According to the text on the Panafrican Youth Union, in which city and on what date was the organisation formed?

## [Document excerpt]
•••••

= Panafrican Youth Union =

African Youth Organisation

The Panafrican Youth Union (PYU) is the apex body for National Youth Coordinating Bodies and Mechanism in Africa. Known formerly as the Panafrican Youth Movement (PYM), it was transformed into the PYU at the organisation's 2003 congress in Windhoek, Namibia.

==About==
Based in Khartoum, Sudan, the organisation was formed in Conakry, the capital of the Republic of Guinea, on 26 April 1962, at the urging of African Heads of State and Government at the time, who wanted to create a platform to rally African youth behind the cause of the African liberation.

The organisation's structure consist of a Congress, Executive Committee, Secretariat, Regional Bodies and Specialised Committees, which are elected (once every three years), out of the 53 African member countries on the continent. The PYU is currently led by Julliana Ravona of Madagascar after the resignation of Congolese Francine Muyumba.Sudan, as the host member, also forms part of the secretariat.

The Pan-African Youth Union opened its new headquarters in Rabat.

==The Bureau of PYU 2011 -2014==
- President – South Africa:
- Secretary General – Mali:
- Northern Africa
- Vice President – Egypt:
- Deputy Secretary General- Libya:
- Western Africa
- Vice President – Senegal:
- Deputy Secretary General – Nigeria:
- Central Africa
- Vice President – Gabon:
- Deputy Secretary General- Gabon:
- Eastern Africa
- Vice President – Eritrea:
- Deputy Secretary General- South Sudan:
- Southern Africa
- Vice President – Namibia:
- Deputy Secretary General – Zimbabwe :
The Organisation is the principal youth body on the continent and enjoys a special status within the African Union (AU), and is often consulted among others by its Assembly of Heads of State and Government, the Executive Council, and the standing conferences of the AU such as Health, Youth, Immigration, Education and Gender on matters relating to youth.

The PYU is a founding member of both the International Coordination Meeting of Youth Organisations (ICMYO) and the Global Co-operation Co-ordinating Committee (GCCC).

•••••

## [Given information]
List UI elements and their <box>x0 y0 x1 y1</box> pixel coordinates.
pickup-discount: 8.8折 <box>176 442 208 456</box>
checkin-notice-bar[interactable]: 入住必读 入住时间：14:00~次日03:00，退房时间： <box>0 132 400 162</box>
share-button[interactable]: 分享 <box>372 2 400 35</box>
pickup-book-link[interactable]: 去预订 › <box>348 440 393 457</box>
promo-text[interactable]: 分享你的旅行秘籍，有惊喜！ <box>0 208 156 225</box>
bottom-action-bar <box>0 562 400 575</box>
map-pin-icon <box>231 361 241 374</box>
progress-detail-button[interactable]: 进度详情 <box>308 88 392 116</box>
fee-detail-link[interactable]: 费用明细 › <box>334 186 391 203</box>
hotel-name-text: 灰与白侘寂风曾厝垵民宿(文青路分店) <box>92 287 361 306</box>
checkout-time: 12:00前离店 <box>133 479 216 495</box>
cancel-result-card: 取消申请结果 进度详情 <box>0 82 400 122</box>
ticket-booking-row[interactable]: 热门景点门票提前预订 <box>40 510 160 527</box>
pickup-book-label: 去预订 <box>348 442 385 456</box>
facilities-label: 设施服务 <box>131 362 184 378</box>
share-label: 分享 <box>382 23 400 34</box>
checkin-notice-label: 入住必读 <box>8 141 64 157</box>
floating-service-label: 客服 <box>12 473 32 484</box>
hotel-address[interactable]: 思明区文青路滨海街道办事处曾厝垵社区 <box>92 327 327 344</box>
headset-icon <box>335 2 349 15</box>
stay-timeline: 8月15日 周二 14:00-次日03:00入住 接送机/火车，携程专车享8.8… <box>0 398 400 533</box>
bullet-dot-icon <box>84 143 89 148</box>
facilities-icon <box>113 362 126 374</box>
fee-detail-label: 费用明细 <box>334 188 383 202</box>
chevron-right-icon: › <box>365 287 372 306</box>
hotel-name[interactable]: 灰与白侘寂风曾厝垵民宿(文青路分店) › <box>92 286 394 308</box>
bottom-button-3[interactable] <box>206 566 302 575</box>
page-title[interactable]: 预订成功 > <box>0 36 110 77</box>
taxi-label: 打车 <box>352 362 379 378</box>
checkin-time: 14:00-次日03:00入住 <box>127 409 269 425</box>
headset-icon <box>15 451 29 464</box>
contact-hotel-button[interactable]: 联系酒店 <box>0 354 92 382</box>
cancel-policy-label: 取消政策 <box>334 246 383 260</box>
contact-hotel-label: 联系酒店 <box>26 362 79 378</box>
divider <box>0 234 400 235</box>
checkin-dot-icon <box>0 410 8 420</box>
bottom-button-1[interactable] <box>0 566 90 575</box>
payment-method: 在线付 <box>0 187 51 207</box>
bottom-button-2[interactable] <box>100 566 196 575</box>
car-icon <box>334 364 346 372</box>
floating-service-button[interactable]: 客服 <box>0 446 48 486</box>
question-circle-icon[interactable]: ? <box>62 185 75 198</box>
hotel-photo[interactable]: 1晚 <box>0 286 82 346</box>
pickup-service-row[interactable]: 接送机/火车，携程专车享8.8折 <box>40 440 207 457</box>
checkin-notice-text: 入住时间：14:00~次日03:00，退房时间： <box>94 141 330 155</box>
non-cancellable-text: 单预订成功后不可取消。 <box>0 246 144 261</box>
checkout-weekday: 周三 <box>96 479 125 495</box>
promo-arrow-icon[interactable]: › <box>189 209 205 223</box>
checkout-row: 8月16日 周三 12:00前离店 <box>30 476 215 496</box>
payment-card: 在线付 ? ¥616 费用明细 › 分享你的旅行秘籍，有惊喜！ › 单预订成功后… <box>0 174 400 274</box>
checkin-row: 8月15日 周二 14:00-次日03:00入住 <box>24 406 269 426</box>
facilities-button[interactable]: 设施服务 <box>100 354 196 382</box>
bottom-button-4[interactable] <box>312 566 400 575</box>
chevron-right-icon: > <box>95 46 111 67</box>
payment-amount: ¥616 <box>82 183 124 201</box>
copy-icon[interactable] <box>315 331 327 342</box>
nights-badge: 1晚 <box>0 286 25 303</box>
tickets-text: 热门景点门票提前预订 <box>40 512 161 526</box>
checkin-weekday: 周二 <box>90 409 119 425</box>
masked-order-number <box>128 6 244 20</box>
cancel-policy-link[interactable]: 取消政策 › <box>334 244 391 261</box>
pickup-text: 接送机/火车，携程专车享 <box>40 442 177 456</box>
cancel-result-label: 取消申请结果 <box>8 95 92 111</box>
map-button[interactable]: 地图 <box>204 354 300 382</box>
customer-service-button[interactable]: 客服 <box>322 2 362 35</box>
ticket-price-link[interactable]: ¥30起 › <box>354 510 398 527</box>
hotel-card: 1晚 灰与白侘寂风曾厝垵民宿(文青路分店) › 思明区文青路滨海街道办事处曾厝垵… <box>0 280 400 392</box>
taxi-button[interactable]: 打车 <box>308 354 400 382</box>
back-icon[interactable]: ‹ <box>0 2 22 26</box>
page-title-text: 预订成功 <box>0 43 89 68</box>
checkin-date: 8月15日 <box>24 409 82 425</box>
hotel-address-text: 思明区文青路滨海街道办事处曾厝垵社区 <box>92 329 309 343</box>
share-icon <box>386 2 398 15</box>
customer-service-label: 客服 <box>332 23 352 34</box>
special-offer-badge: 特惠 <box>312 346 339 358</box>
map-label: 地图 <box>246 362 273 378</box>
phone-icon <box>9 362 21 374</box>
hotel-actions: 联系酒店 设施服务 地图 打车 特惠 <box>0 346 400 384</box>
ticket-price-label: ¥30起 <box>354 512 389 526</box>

•••••

## [Response]
It was formed in Conakry, the capital of the Republic of Guinea, on 26 April 1962.